- _Written instruction_
Select from the records below every line that has the word "text" in it.

- _Material for this exercise_
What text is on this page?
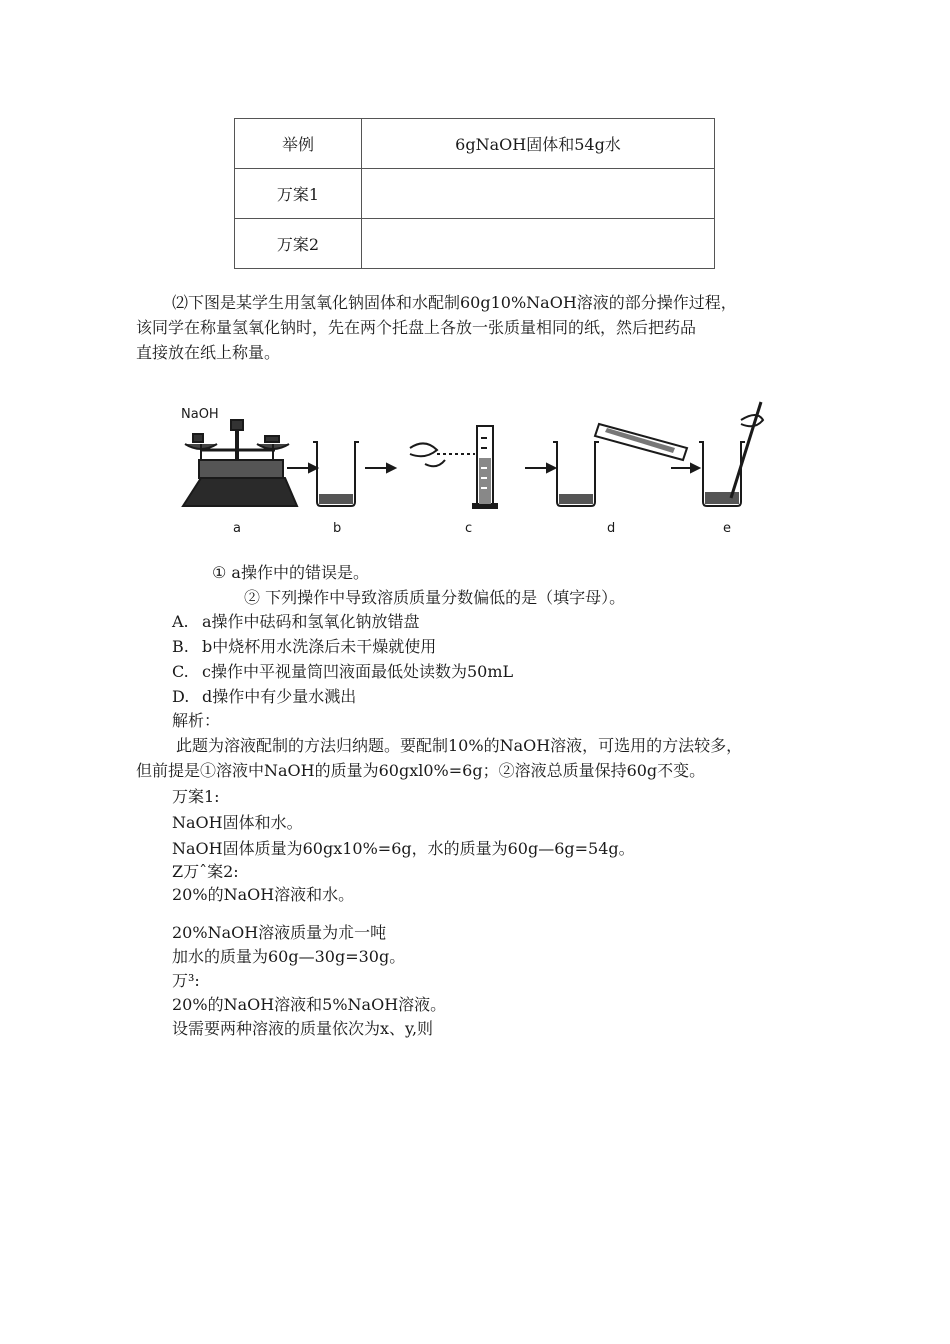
举例	6gNaOH固体和54g水
万案1	
万案2	
⑵下图是某学生用氢氧化钠固体和水配制60g10%NaOH溶液的部分操作过程，
该同学在称量氢氧化钠时，先在两个托盘上各放一张质量相同的纸，然后把药品
直接放在纸上称量。
NaOH
a	b	c	d	e
① a操作中的错误是。
② 下列操作中导致溶质质量分数偏低的是（填字母）。
A. a操作中砝码和氢氧化钠放错盘
B. b中烧杯用水洗涤后未干燥就使用
C. c操作中平视量筒凹液面最低处读数为50mL
D. d操作中有少量水溅出
解析：
此题为溶液配制的方法归纳题。要配制10%的NaOH溶液，可选用的方法较多，
但前提是①溶液中NaOH的质量为60gxl0%=6g；②溶液总质量保持60g不变。
万案1:
NaOH固体和水。
NaOH固体质量为60gx10%=6g，水的质量为60g—6g=54g。
Z万ˆ案2:
20%的NaOH溶液和水。
20%NaOH溶液质量为朮一吨
加水的质量为60g—30g=30g。
万³:
20%的NaOH溶液和5%NaOH溶液。
设需要两种溶液的质量依次为x、y,则
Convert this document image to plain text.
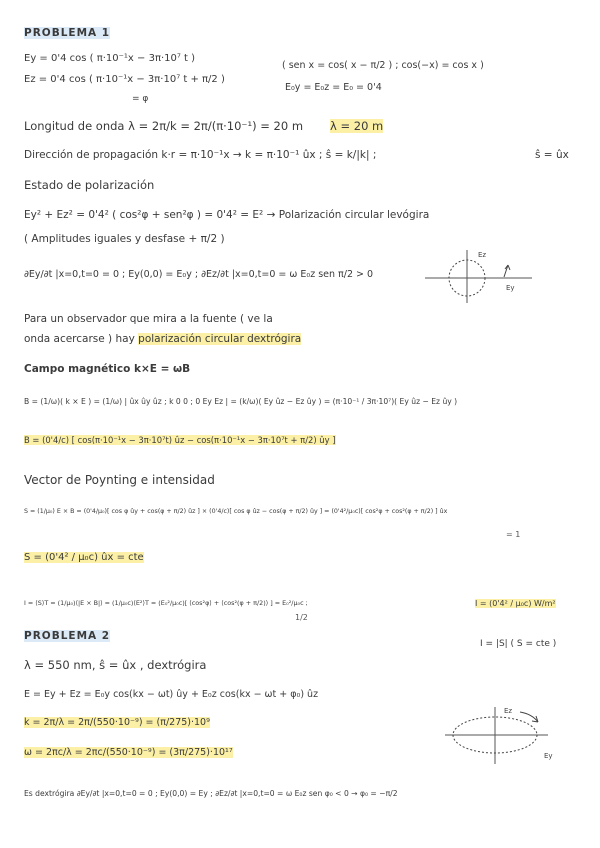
PROBLEMA 1
Ey = 0'4 cos ( π·10⁻¹x − 3π·10⁷ t )
Ez = 0'4 cos ( π·10⁻¹x − 3π·10⁷ t + π/2 )
= φ
( sen x = cos( x − π/2 ) ; cos(−x) = cos x )
E₀y = E₀z = E₀ = 0'4
Longitud de onda λ = 2π/k = 2π/(π·10⁻¹) = 20 m λ = 20 m
Dirección de propagación k·r = π·10⁻¹x → k = π·10⁻¹ ûx ; ŝ = k/|k| ;	ŝ = ûx
Estado de polarización
Ey² + Ez² = 0'4² ( cos²φ + sen²φ ) = 0'4² = E² → Polarización circular levógira
( Amplitudes iguales y desfase + π/2 )
∂Ey/∂t |x=0,t=0 = 0 ; Ey(0,0) = E₀y ; ∂Ez/∂t |x=0,t=0 = ω E₀z sen π/2 > 0
Ez
Ey
Para un observador que mira a la fuente ( ve la
onda acercarse ) hay polarización circular dextrógira
Campo magnético k×E = ωB
B = (1/ω)( k × E ) = (1/ω) | ûx ûy ûz ; k 0 0 ; 0 Ey Ez | = (k/ω)( Ey ûz − Ez ûy ) = (π·10⁻¹ / 3π·10⁷)( Ey ûz − Ez ûy )
B = (0'4/c) [ cos(π·10⁻¹x − 3π·10⁷t) ûz − cos(π·10⁻¹x − 3π·10⁷t + π/2) ûy ]
Vector de Poynting e intensidad
S = (1/μ₀) E × B = (0'4/μ₀)[ cos φ ûy + cos(φ + π/2) ûz ] × (0'4/c)[ cos φ ûz − cos(φ + π/2) ûy ] = (0'4²/μ₀c)[ cos²φ + cos²(φ + π/2) ] ûx
= 1
S = (0'4² / μ₀c) ûx = cte
I = ⟨S⟩T = (1/μ₀)⟨|E × B|⟩ = (1/μ₀c)⟨E²⟩T = (E₀²/μ₀c)[ ⟨cos²φ⟩ + ⟨cos²(φ + π/2)⟩ ] = E₀²/μ₀c ;
1/2
I = (0'4² / μ₀c) W/m²
I = |S| ( S = cte )
PROBLEMA 2
λ = 550 nm, ŝ = ûx , dextrógira
E = Ey + Ez = E₀y cos(kx − ωt) ûy + E₀z cos(kx − ωt + φ₀) ûz
k = 2π/λ = 2π/(550·10⁻⁹) = (π/275)·10⁹
ω = 2πc/λ = 2πc/(550·10⁻⁹) = (3π/275)·10¹⁷
Ez
Ey
Es dextrógira ∂Ey/∂t |x=0,t=0 = 0 ; Ey(0,0) = Ey ; ∂Ez/∂t |x=0,t=0 = ω E₀z sen φ₀ < 0 → φ₀ = −π/2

- _Final answer_
What text is on this page?
Convert this document image to plain text.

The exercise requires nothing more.